Document extract:

--------------------

Reason: Babies have a swallow reflex that is with them at birth. When liquid reaches the back of the throat it triggers the swallow reflex. Babies are obligated to swallow otherwise they will choke or let the milk pool out of their mouths. When you see a baby chugging down milk really fast, it’s not usually because they are starving, but because they are trying to keep up with the flow of the bottle. As I said in an earlier post, there’s really no such thing as nipple confusion, but flow confusion. At the breast, other than during active let down in the first few minutes of active feeding, the baby controls the flow of milk by how they suck. In bottle feeding, the bottle will flow because gravity always wins. Caregivers need to be taught paced bottle feeding. Using a slow flow nipple, feeding baby in side lying, and frequently tilting the fluid away from the nipple to slow the baby from drinking so fast gives the baby more oral control and time to appropriately eat.

--------------------

Required tasks:
(1) List each technique the bottle-feeding passage above gives for paced bottle feeding.
(2) Summarize the bottle-feeding passage above in two sentences.
(3) According to the bottle-feeding passage above, what triggers a baby's swallow reflex?

Records provided:
--------------------

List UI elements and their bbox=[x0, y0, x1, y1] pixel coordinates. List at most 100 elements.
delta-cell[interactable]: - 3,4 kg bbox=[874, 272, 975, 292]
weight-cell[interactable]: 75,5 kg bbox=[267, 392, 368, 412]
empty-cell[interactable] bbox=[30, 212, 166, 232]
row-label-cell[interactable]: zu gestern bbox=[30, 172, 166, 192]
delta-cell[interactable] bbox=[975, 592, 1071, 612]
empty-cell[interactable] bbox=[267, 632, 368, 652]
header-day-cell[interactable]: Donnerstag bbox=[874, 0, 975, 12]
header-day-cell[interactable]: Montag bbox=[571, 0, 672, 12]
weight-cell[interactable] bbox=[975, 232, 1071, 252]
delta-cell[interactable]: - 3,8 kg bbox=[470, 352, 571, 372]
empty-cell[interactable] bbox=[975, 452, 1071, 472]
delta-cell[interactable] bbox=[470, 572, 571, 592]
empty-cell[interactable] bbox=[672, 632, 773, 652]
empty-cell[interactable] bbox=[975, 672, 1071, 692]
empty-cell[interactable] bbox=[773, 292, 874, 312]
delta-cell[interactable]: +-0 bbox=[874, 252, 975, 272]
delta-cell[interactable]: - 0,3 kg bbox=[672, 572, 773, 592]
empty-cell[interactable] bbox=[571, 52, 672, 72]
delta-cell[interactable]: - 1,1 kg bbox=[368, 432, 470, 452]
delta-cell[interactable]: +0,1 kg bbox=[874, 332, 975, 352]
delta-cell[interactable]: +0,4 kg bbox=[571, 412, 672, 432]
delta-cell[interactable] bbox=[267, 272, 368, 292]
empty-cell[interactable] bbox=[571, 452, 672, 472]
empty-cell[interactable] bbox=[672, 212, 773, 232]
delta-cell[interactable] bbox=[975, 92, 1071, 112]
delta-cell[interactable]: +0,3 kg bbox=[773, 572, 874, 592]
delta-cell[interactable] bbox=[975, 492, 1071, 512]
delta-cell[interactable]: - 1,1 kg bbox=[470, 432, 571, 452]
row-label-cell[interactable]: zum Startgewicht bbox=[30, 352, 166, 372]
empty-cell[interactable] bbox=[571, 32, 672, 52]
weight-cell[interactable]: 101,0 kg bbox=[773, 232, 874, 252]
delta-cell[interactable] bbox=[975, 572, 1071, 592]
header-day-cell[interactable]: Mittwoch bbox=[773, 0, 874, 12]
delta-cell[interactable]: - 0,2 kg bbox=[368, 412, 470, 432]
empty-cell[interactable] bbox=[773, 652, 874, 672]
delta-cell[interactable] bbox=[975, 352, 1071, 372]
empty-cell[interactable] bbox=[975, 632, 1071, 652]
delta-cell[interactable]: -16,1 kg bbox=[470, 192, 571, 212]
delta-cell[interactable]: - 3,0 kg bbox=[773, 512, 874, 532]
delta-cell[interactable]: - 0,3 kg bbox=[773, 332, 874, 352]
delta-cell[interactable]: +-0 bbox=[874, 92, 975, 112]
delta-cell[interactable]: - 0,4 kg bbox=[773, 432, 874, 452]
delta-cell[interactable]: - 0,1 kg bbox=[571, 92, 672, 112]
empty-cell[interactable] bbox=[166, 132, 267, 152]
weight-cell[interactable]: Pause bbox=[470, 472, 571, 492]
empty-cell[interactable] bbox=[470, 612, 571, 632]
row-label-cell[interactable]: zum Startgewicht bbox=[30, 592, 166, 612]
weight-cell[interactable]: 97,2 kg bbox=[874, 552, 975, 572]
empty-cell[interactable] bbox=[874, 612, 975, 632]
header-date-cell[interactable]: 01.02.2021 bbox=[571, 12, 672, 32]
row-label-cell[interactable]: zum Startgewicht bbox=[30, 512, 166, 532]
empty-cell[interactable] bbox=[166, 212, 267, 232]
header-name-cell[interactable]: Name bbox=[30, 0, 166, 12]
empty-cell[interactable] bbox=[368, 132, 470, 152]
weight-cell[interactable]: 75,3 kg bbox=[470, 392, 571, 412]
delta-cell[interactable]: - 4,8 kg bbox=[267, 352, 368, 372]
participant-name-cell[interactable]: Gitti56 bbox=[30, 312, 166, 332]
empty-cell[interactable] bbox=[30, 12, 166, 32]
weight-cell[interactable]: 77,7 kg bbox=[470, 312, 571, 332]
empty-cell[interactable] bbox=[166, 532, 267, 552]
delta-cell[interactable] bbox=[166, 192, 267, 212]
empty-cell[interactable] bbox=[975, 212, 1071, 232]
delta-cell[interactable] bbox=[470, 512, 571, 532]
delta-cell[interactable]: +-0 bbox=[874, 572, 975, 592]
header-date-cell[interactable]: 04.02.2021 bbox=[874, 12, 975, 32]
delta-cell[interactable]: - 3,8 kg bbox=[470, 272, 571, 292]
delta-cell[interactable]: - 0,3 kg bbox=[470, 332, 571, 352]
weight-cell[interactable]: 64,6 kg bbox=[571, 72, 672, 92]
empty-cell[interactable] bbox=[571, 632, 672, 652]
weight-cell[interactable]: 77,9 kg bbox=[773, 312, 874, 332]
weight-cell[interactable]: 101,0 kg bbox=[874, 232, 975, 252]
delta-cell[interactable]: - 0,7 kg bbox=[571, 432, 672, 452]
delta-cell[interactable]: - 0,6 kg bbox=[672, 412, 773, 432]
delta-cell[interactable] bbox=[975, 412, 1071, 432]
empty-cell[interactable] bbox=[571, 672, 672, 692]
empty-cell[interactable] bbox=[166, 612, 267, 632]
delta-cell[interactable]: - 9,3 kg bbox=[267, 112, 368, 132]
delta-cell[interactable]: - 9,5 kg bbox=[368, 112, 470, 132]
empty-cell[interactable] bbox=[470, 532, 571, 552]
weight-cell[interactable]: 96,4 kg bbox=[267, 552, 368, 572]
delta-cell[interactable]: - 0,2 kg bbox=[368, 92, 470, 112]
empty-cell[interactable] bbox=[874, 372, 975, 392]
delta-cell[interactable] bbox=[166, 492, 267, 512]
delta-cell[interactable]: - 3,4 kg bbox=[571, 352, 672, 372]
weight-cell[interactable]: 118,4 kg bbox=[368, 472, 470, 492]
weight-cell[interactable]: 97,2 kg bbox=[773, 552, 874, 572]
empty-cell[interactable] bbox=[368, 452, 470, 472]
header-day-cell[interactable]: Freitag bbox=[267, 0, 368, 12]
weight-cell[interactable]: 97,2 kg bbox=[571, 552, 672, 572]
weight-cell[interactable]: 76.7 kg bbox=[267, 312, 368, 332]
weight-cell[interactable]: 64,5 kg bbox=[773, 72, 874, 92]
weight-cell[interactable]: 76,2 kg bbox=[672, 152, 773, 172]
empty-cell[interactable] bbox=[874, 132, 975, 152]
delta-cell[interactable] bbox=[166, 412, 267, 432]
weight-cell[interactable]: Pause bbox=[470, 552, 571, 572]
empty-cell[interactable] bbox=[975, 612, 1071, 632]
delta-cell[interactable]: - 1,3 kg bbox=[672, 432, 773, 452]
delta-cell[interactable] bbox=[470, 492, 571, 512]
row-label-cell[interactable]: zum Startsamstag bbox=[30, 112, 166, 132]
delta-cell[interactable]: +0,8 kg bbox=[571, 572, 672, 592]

--------------------

Solutions to the exercise:
(1)
- Using a slow flow nipple
- Feeding the baby in side lying
- Frequently tilting the fluid away from the nipple

(2) Babies are born with a swallow reflex that forces them to swallow when liquid reaches the back of the throat, so fast drinking from a bottle usually means they are keeping up with the flow rather than starving. Unlike at the breast, where the baby controls the flow by how they suck, a bottle flows by gravity, so caregivers should learn paced bottle feeding to give the baby more oral control and time to eat.

(3) Liquid reaching the back of the throat.